Task details: Show every line where "Date" occurs.

Source records:
-- start --
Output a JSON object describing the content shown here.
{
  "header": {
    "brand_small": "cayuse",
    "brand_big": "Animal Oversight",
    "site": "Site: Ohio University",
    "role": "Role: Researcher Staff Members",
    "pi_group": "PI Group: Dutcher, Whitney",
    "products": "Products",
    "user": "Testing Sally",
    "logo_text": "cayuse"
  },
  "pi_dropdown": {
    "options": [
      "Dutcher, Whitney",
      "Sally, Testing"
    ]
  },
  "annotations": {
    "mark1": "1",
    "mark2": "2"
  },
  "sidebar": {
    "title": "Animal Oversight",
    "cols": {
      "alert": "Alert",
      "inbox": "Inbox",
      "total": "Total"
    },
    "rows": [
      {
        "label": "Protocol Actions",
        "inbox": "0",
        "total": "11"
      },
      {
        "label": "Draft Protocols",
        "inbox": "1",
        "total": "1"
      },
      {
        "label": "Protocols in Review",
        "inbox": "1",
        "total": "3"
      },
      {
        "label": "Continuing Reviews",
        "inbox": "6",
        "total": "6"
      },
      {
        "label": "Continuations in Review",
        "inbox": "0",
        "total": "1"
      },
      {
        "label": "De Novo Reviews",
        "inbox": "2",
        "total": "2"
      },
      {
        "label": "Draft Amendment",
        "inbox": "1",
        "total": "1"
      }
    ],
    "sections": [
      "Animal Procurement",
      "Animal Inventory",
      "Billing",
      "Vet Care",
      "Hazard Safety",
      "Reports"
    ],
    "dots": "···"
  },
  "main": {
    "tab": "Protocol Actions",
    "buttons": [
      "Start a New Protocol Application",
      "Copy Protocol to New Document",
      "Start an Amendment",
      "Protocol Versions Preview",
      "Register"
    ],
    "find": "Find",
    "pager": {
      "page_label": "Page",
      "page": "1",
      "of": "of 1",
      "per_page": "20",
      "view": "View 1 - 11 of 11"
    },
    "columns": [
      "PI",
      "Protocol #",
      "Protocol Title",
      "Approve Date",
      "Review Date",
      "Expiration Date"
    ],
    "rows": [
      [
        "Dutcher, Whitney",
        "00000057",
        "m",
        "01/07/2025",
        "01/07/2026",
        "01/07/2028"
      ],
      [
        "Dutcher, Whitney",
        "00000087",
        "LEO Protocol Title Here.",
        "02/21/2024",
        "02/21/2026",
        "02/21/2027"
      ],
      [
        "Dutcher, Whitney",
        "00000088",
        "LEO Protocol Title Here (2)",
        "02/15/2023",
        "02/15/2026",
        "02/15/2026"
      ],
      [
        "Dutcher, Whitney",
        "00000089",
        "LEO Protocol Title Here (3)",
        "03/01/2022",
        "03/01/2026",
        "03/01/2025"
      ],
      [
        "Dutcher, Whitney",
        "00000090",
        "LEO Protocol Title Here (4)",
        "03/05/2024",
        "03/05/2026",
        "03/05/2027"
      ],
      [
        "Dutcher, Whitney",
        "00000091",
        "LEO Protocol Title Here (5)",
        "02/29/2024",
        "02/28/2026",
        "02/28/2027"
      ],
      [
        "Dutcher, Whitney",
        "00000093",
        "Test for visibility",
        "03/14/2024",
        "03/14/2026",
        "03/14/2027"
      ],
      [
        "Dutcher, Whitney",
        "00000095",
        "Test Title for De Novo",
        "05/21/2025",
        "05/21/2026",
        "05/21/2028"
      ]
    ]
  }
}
-- end --
-- start --
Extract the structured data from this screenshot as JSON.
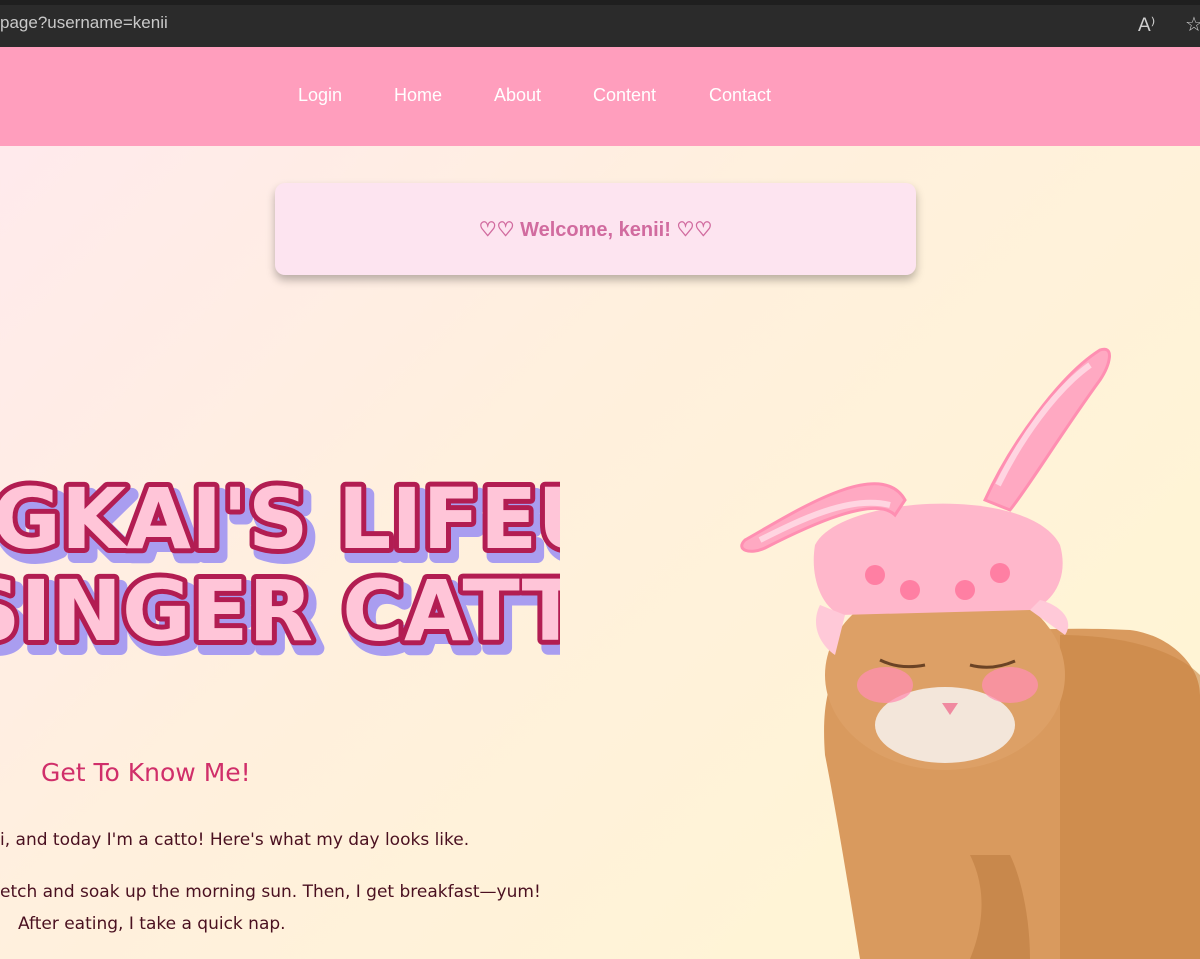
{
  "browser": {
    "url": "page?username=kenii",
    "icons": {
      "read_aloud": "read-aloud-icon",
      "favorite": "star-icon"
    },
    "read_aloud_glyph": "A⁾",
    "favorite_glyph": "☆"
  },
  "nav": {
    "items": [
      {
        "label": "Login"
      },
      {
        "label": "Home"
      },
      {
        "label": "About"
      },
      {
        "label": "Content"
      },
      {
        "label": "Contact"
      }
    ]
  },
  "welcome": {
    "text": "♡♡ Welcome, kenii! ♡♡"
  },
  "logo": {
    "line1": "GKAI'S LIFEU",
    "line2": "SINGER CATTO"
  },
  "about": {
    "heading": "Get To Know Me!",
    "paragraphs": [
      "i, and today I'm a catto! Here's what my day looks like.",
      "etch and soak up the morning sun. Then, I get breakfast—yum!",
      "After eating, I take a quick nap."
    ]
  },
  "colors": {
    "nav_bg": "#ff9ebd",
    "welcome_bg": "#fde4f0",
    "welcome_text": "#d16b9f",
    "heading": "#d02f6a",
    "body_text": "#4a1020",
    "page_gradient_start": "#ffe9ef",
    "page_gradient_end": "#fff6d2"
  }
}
-- end --
Result of the task:
      "Approve Date",
      "Review Date",
      "Expiration Date"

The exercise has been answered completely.